## Request
Lines containing the word "Separate" are to be located and copied.

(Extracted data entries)
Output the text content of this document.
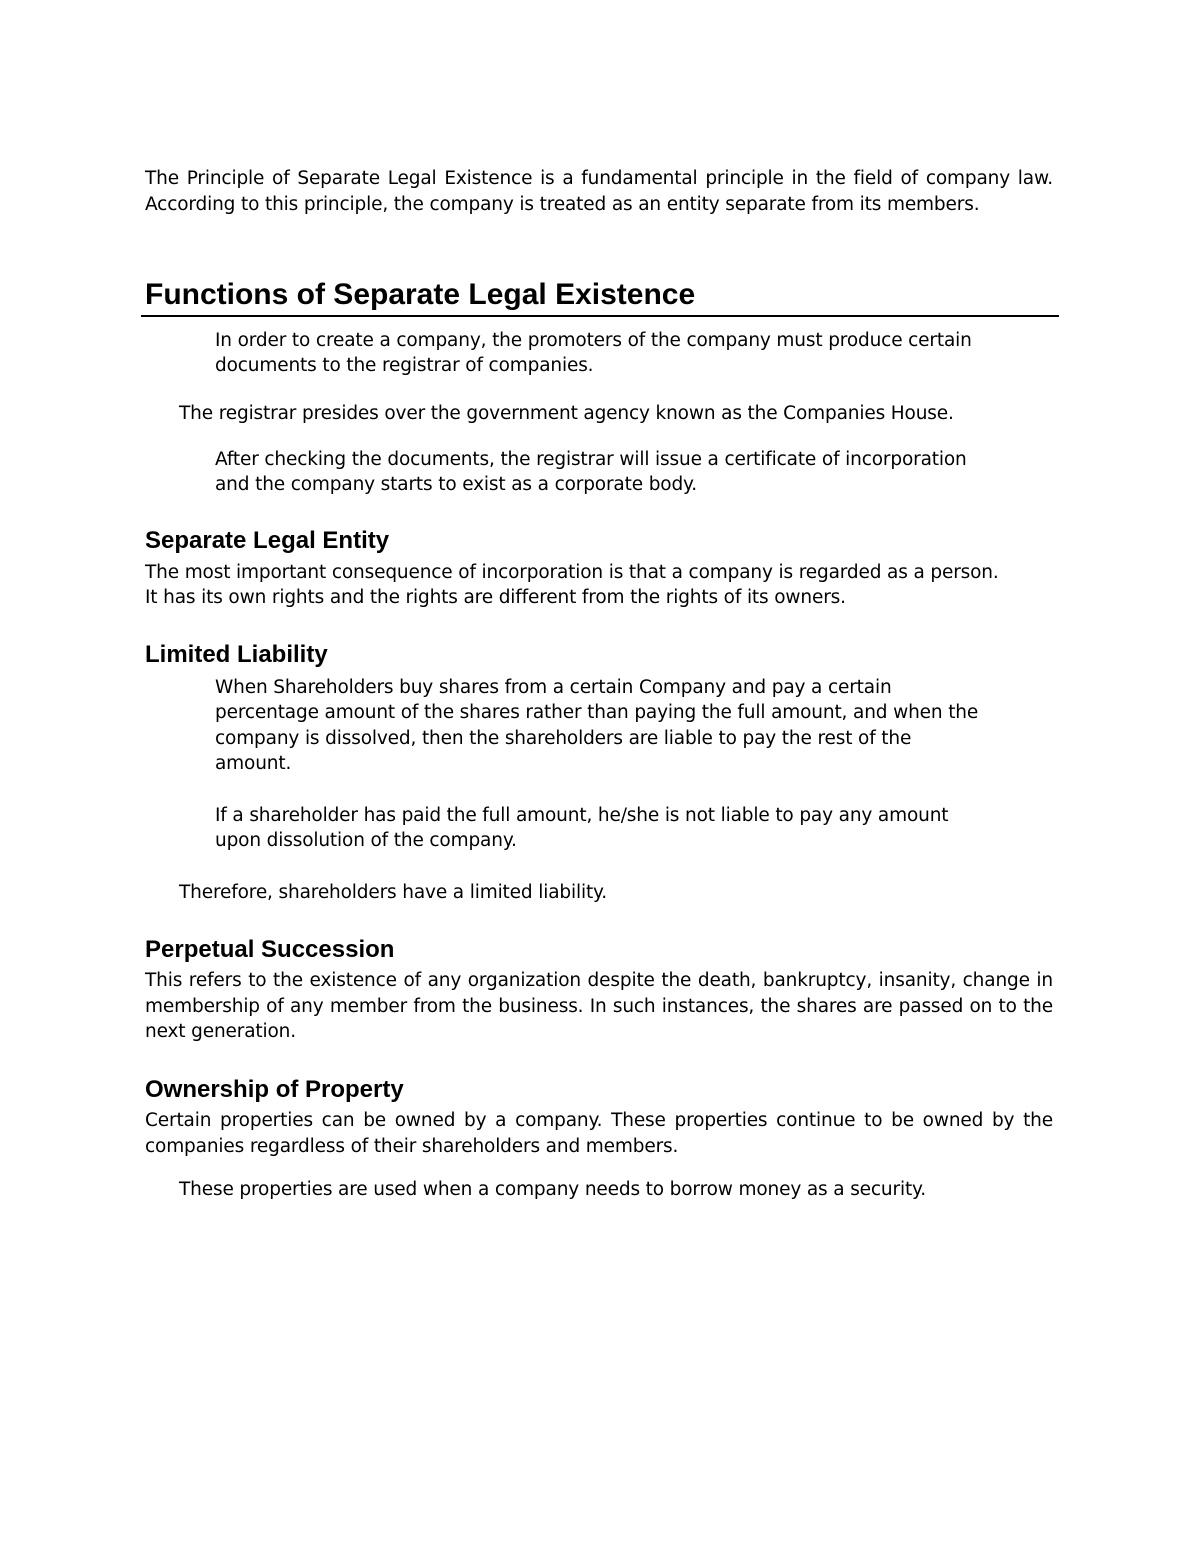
The Principle of Separate Legal Existence is a fundamental principle in the field of company law. According to this principle, the company is treated as an entity separate from its members.

Functions of Separate Legal Existence
In order to create a company, the promoters of the company must produce certain
documents to the registrar of companies.
The registrar presides over the government agency known as the Companies House.
After checking the documents, the registrar will issue a certificate of incorporation
and the company starts to exist as a corporate body.
Separate Legal Entity
The most important consequence of incorporation is that a company is regarded as a person.
It has its own rights and the rights are different from the rights of its owners.
Limited Liability
When Shareholders buy shares from a certain Company and pay a certain
percentage amount of the shares rather than paying the full amount, and when the
company is dissolved, then the shareholders are liable to pay the rest of the
amount.
If a shareholder has paid the full amount, he/she is not liable to pay any amount
upon dissolution of the company.
Therefore, shareholders have a limited liability.
Perpetual Succession

This refers to the existence of any organization despite the death, bankruptcy, insanity, change in membership of any member from the business. In such instances, the shares are passed on to the next generation.

Ownership of Property

Certain properties can be owned by a company. These properties continue to be owned by the companies regardless of their shareholders and members.

These properties are used when a company needs to borrow money as a security.
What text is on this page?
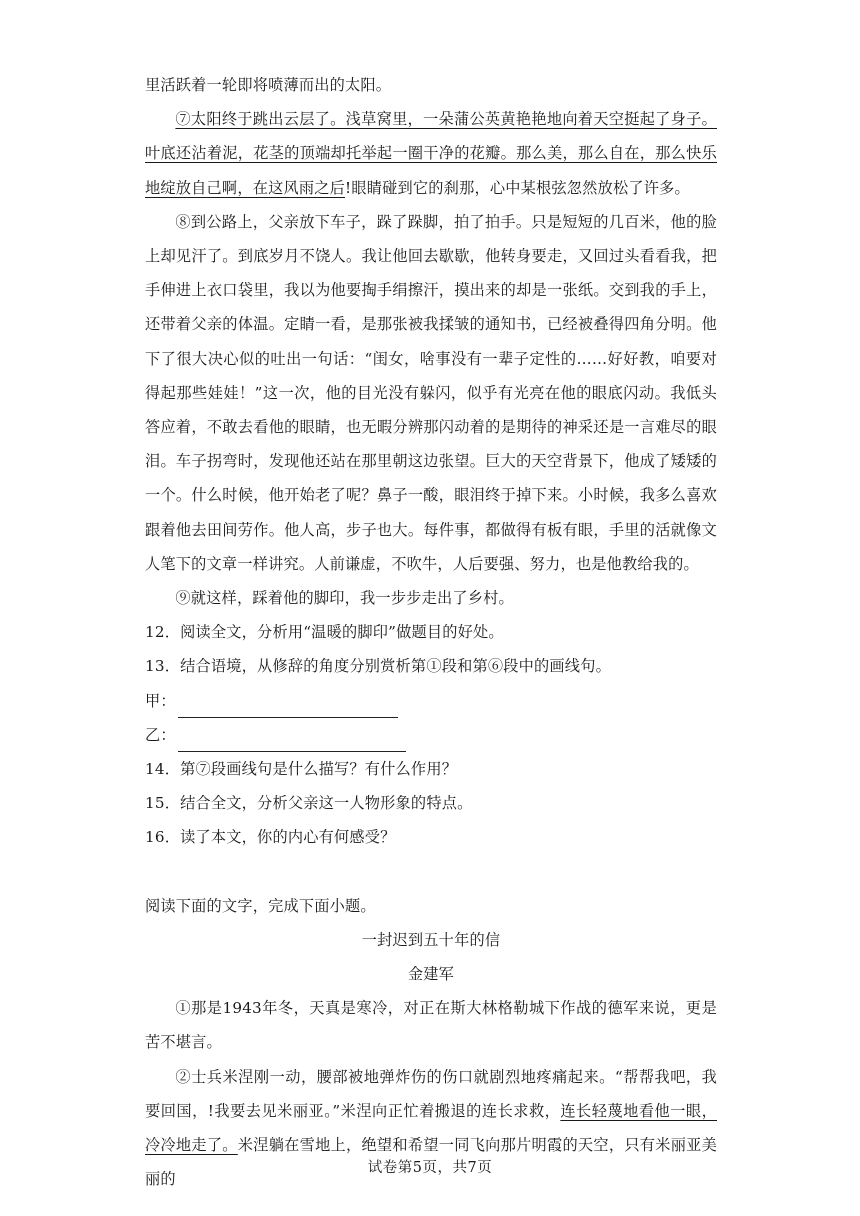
里活跃着一轮即将喷薄而出的太阳。

⑦太阳终于跳出云层了。浅草窝里，一朵蒲公英黄艳艳地向着天空挺起了身子。叶底还沾着泥，花茎的顶端却托举起一圈干净的花瓣。那么美，那么自在，那么快乐地绽放自己啊，在这风雨之后!眼睛碰到它的刹那，心中某根弦忽然放松了许多。

⑧到公路上，父亲放下车子，跺了跺脚，拍了拍手。只是短短的几百米，他的脸上却见汗了。到底岁月不饶人。我让他回去歇歇，他转身要走，又回过头看看我，把手伸进上衣口袋里，我以为他要掏手绢擦汗，摸出来的却是一张纸。交到我的手上，还带着父亲的体温。定睛一看，是那张被我揉皱的通知书，已经被叠得四角分明。他下了很大决心似的吐出一句话：“闺女，啥事没有一辈子定性的……好好教，咱要对得起那些娃娃！”这一次，他的目光没有躲闪，似乎有光亮在他的眼底闪动。我低头答应着，不敢去看他的眼睛，也无暇分辨那闪动着的是期待的神采还是一言难尽的眼泪。车子拐弯时，发现他还站在那里朝这边张望。巨大的天空背景下，他成了矮矮的一个。什么时候，他开始老了呢？鼻子一酸，眼泪终于掉下来。小时候，我多么喜欢跟着他去田间劳作。他人高，步子也大。每件事，都做得有板有眼，手里的活就像文人笔下的文章一样讲究。人前谦虚，不吹牛，人后要强、努力，也是他教给我的。

⑨就这样，踩着他的脚印，我一步步走出了乡村。

12．阅读全文，分析用“温暖的脚印”做题目的好处。

13．结合语境，从修辞的角度分别赏析第①段和第⑥段中的画线句。

甲：
乙：

14．第⑦段画线句是什么描写？有什么作用？

15．结合全文，分析父亲这一人物形象的特点。

16．读了本文，你的内心有何感受？

阅读下面的文字，完成下面小题。

一封迟到五十年的信

金建军

①那是1943年冬，天真是寒冷，对正在斯大林格勒城下作战的德军来说，更是苦不堪言。

②士兵米涅刚一动，腰部被地弹炸伤的伤口就剧烈地疼痛起来。“帮帮我吧，我要回国，!我要去见米丽亚。”米涅向正忙着搬退的连长求救，连长轻蔑地看他一眼，冷冷地走了。米涅躺在雪地上，绝望和希望一同飞向那片明霞的天空，只有米丽亚美丽的

试卷第5页，共7页
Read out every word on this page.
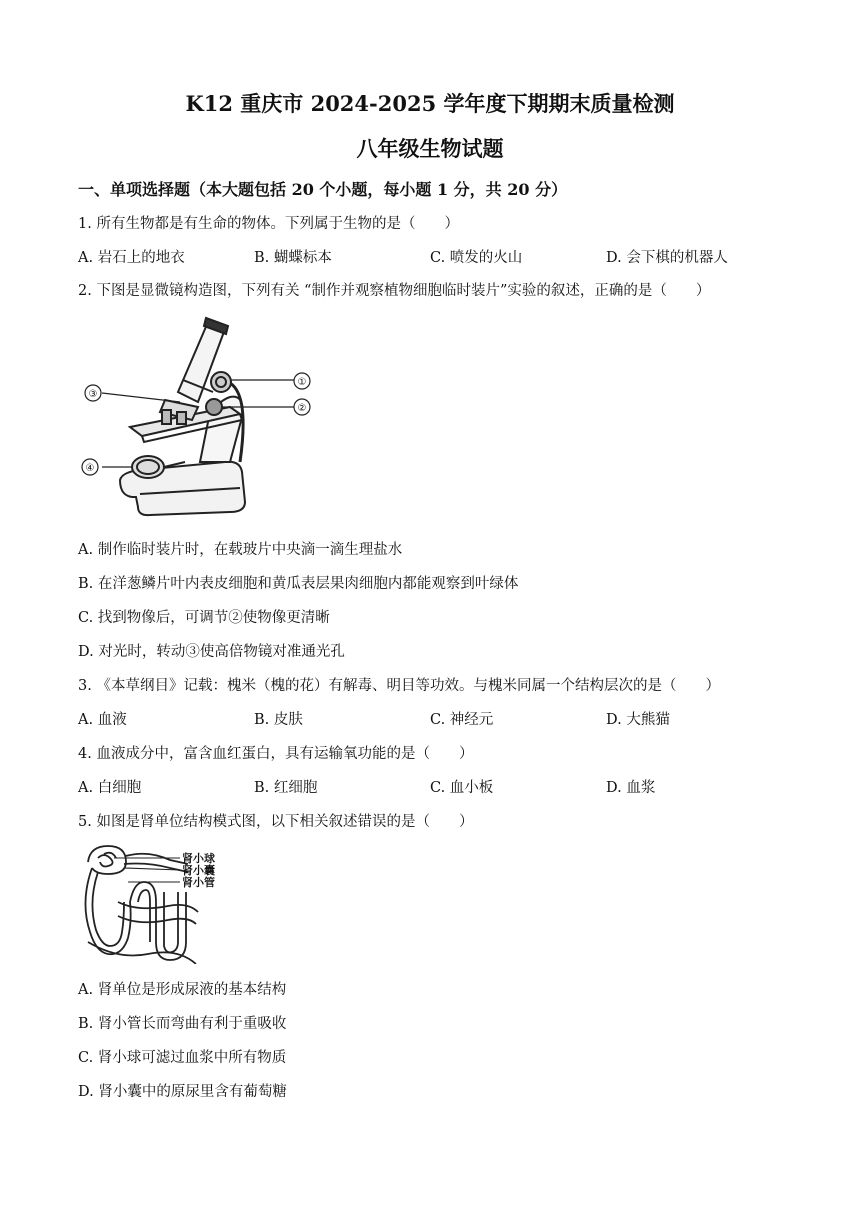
K12 重庆市 2024-2025 学年度下期期末质量检测
八年级生物试题
一、单项选择题（本大题包括 20 个小题，每小题 1 分，共 20 分）
1. 所有生物都是有生命的物体。下列属于生物的是（　　）
A. 岩石上的地衣	B. 蝴蝶标本	C. 喷发的火山	D. 会下棋的机器人
2. 下图是显微镜构造图，下列有关 “制作并观察植物细胞临时装片”实验的叙述，正确的是（　　）
①
②
③
④
A. 制作临时装片时，在载玻片中央滴一滴生理盐水
B. 在洋葱鳞片叶内表皮细胞和黄瓜表层果肉细胞内都能观察到叶绿体
C. 找到物像后，可调节②使物像更清晰
D. 对光时，转动③使高倍物镜对准通光孔
3. 《本草纲目》记载：槐米（槐的花）有解毒、明目等功效。与槐米同属一个结构层次的是（　　）
A. 血液	B. 皮肤	C. 神经元	D. 大熊猫
4. 血液成分中，富含血红蛋白，具有运输氧功能的是（　　）
A. 白细胞	B. 红细胞	C. 血小板	D. 血浆
5. 如图是肾单位结构模式图，以下相关叙述错误的是（　　）
肾小球
肾小囊
肾小管
A. 肾单位是形成尿液的基本结构
B. 肾小管长而弯曲有利于重吸收
C. 肾小球可滤过血浆中所有物质
D. 肾小囊中的原尿里含有葡萄糖
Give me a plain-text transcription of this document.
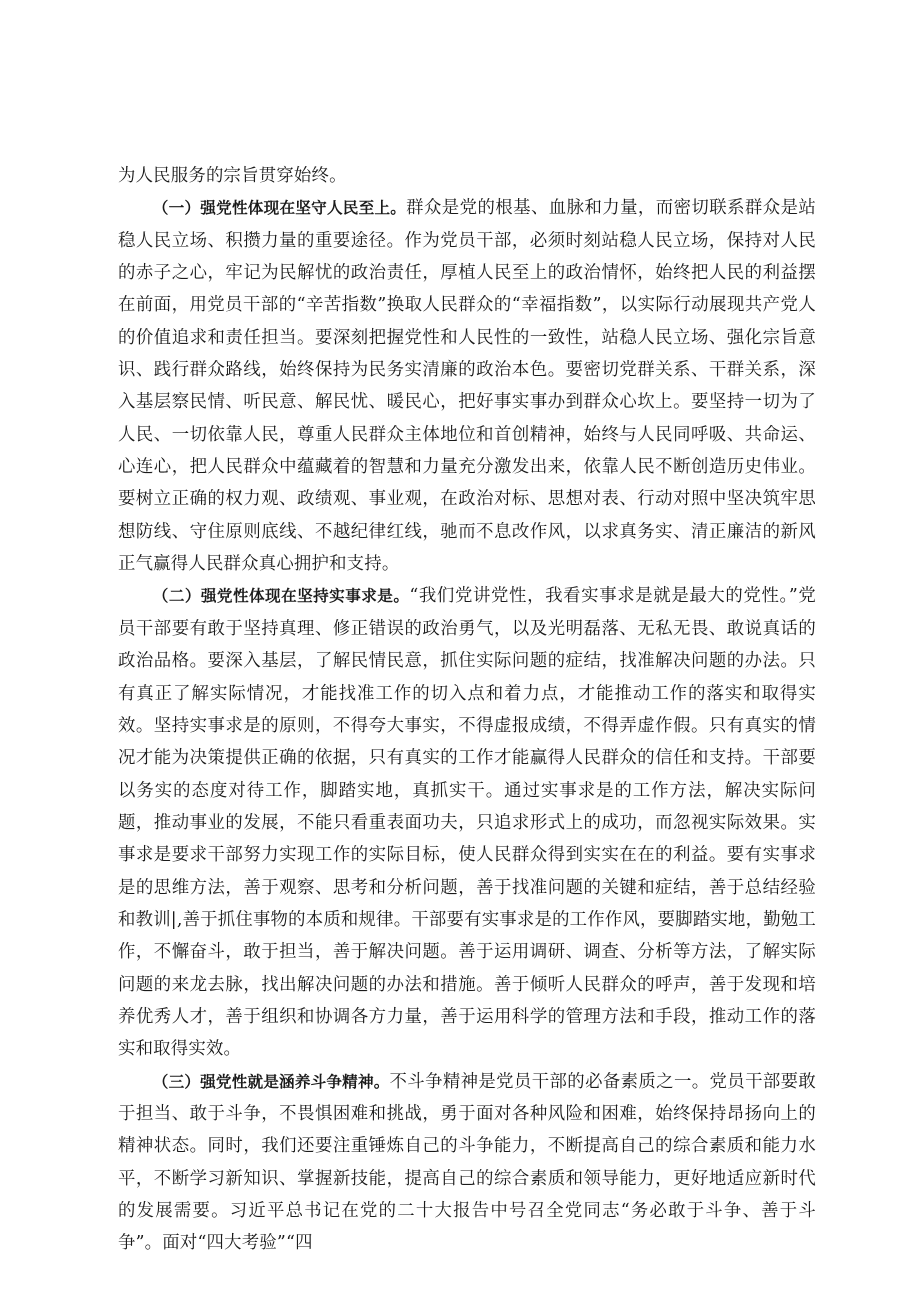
为人民服务的宗旨贯穿始终。

（一）强党性体现在坚守人民至上。群众是党的根基、血脉和力量，而密切联系群众是站稳人民立场、积攒力量的重要途径。作为党员干部，必须时刻站稳人民立场，保持对人民的赤子之心，牢记为民解忧的政治责任，厚植人民至上的政治情怀，始终把人民的利益摆在前面，用党员干部的“辛苦指数”换取人民群众的“幸福指数”，以实际行动展现共产党人的价值追求和责任担当。要深刻把握党性和人民性的一致性，站稳人民立场、强化宗旨意识、践行群众路线，始终保持为民务实清廉的政治本色。要密切党群关系、干群关系，深入基层察民情、听民意、解民忧、暖民心，把好事实事办到群众心坎上。要坚持一切为了人民、一切依靠人民，尊重人民群众主体地位和首创精神，始终与人民同呼吸、共命运、心连心，把人民群众中蕴藏着的智慧和力量充分激发出来，依靠人民不断创造历史伟业。要树立正确的权力观、政绩观、事业观，在政治对标、思想对表、行动对照中坚决筑牢思想防线、守住原则底线、不越纪律红线，驰而不息改作风，以求真务实、清正廉洁的新风正气赢得人民群众真心拥护和支持。

（二）强党性体现在坚持实事求是。“我们党讲党性，我看实事求是就是最大的党性。”党员干部要有敢于坚持真理、修正错误的政治勇气，以及光明磊落、无私无畏、敢说真话的政治品格。要深入基层，了解民情民意，抓住实际问题的症结，找准解决问题的办法。只有真正了解实际情况，才能找准工作的切入点和着力点，才能推动工作的落实和取得实效。坚持实事求是的原则，不得夸大事实，不得虚报成绩，不得弄虚作假。只有真实的情况才能为决策提供正确的依据，只有真实的工作才能赢得人民群众的信任和支持。干部要以务实的态度对待工作，脚踏实地，真抓实干。通过实事求是的工作方法，解决实际问题，推动事业的发展，不能只看重表面功夫，只追求形式上的成功，而忽视实际效果。实事求是要求干部努力实现工作的实际目标，使人民群众得到实实在在的利益。要有实事求是的思维方法，善于观察、思考和分析问题，善于找准问题的关键和症结，善于总结经验和教训|,善于抓住事物的本质和规律。干部要有实事求是的工作作风，要脚踏实地，勤勉工作，不懈奋斗，敢于担当，善于解决问题。善于运用调研、调查、分析等方法，了解实际问题的来龙去脉，找出解决问题的办法和措施。善于倾听人民群众的呼声，善于发现和培养优秀人才，善于组织和协调各方力量，善于运用科学的管理方法和手段，推动工作的落实和取得实效。

（三）强党性就是涵养斗争精神。不斗争精神是党员干部的必备素质之一。党员干部要敢于担当、敢于斗争，不畏惧困难和挑战，勇于面对各种风险和困难，始终保持昂扬向上的精神状态。同时，我们还要注重锤炼自己的斗争能力，不断提高自己的综合素质和能力水平，不断学习新知识、掌握新技能，提高自己的综合素质和领导能力，更好地适应新时代的发展需要。习近平总书记在党的二十大报告中号召全党同志“务必敢于斗争、善于斗争”。面对“四大考验”“四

## Solution
The Principle of Separate Legal Existence is a fundamental principle in the field of company law. According to this principle, the company is treated as an entity separate from its members.
Functions of Separate Legal Existence
Separate Legal Entity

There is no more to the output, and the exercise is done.